Description of the task
Retype each record shown below, leaving every character as it is.

Data for this exercise
☆ ☆ ☆ ☆ ☆ ☆ ☆
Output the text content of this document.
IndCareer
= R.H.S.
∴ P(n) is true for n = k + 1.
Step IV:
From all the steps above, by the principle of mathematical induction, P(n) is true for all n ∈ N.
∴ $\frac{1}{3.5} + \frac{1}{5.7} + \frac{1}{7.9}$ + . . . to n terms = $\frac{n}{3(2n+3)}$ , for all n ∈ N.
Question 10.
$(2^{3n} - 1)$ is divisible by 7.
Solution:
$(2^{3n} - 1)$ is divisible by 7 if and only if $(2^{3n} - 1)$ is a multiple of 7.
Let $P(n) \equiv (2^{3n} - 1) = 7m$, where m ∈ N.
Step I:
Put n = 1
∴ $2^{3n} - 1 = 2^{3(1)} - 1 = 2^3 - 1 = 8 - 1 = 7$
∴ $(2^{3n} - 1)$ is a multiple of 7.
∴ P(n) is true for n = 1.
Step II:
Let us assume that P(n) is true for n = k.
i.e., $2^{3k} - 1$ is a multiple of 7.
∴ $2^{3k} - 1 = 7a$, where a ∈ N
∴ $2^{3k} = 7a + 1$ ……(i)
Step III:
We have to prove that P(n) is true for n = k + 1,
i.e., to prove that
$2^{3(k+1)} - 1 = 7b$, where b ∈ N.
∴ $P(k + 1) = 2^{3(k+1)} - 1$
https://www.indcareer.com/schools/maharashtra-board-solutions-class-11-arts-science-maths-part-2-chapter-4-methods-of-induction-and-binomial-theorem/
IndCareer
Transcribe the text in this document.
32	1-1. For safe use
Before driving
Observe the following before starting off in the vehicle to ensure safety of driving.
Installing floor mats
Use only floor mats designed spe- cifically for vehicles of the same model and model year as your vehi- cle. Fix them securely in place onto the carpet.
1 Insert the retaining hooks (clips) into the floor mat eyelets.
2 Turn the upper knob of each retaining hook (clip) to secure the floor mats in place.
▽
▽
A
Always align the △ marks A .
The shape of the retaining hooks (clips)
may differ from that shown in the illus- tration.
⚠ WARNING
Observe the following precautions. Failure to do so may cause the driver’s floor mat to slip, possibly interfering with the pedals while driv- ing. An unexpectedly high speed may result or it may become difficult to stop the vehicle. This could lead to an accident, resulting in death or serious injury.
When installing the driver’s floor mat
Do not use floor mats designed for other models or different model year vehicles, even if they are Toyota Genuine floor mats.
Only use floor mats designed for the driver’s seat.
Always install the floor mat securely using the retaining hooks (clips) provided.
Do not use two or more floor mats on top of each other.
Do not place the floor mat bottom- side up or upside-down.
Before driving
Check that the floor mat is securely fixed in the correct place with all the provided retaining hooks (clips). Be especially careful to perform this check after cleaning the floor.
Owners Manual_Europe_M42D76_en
☆ ☆ ☆ ☆ ☆ ☆ ☆
Solution for this task
Output the text content of this document.
IndCareer
= R.H.S.
∴ P(n) is true for n = k + 1.
Step IV:
From all the steps above, by the principle of mathematical induction, P(n) is true for all n ∈ N.
∴ $\frac{1}{3.5} + \frac{1}{5.7} + \frac{1}{7.9}$ + . . . to n terms = $\frac{n}{3(2n+3)}$ , for all n ∈ N.
Question 10.
$(2^{3n} - 1)$ is divisible by 7.
Solution:
$(2^{3n} - 1)$ is divisible by 7 if and only if $(2^{3n} - 1)$ is a multiple of 7.
Let $P(n) \equiv (2^{3n} - 1) = 7m$, where m ∈ N.
Step I:
Put n = 1
∴ $2^{3n} - 1 = 2^{3(1)} - 1 = 2^3 - 1 = 8 - 1 = 7$
∴ $(2^{3n} - 1)$ is a multiple of 7.
∴ P(n) is true for n = 1.
Step II:
Let us assume that P(n) is true for n = k.
i.e., $2^{3k} - 1$ is a multiple of 7.
∴ $2^{3k} - 1 = 7a$, where a ∈ N
∴ $2^{3k} = 7a + 1$ ……(i)
Step III:
We have to prove that P(n) is true for n = k + 1,
i.e., to prove that
$2^{3(k+1)} - 1 = 7b$, where b ∈ N.
∴ $P(k + 1) = 2^{3(k+1)} - 1$
https://www.indcareer.com/schools/maharashtra-board-solutions-class-11-arts-science-maths-part-2-chapter-4-methods-of-induction-and-binomial-theorem/
IndCareer
Transcribe the text in this document.
32	1-1. For safe use
Before driving
Observe the following before starting off in the vehicle to ensure safety of driving.
Installing floor mats
Use only floor mats designed spe- cifically for vehicles of the same model and model year as your vehi- cle. Fix them securely in place onto the carpet.
1 Insert the retaining hooks (clips) into the floor mat eyelets.
2 Turn the upper knob of each retaining hook (clip) to secure the floor mats in place.
▽
▽
A
Always align the △ marks A .
The shape of the retaining hooks (clips)
may differ from that shown in the illus- tration.
⚠ WARNING
Observe the following precautions. Failure to do so may cause the driver’s floor mat to slip, possibly interfering with the pedals while driv- ing. An unexpectedly high speed may result or it may become difficult to stop the vehicle. This could lead to an accident, resulting in death or serious injury.
When installing the driver’s floor mat
Do not use floor mats designed for other models or different model year vehicles, even if they are Toyota Genuine floor mats.
Only use floor mats designed for the driver’s seat.
Always install the floor mat securely using the retaining hooks (clips) provided.
Do not use two or more floor mats on top of each other.
Do not place the floor mat bottom- side up or upside-down.
Before driving
Check that the floor mat is securely fixed in the correct place with all the provided retaining hooks (clips). Be especially careful to perform this check after cleaning the floor.
Owners Manual_Europe_M42D76_en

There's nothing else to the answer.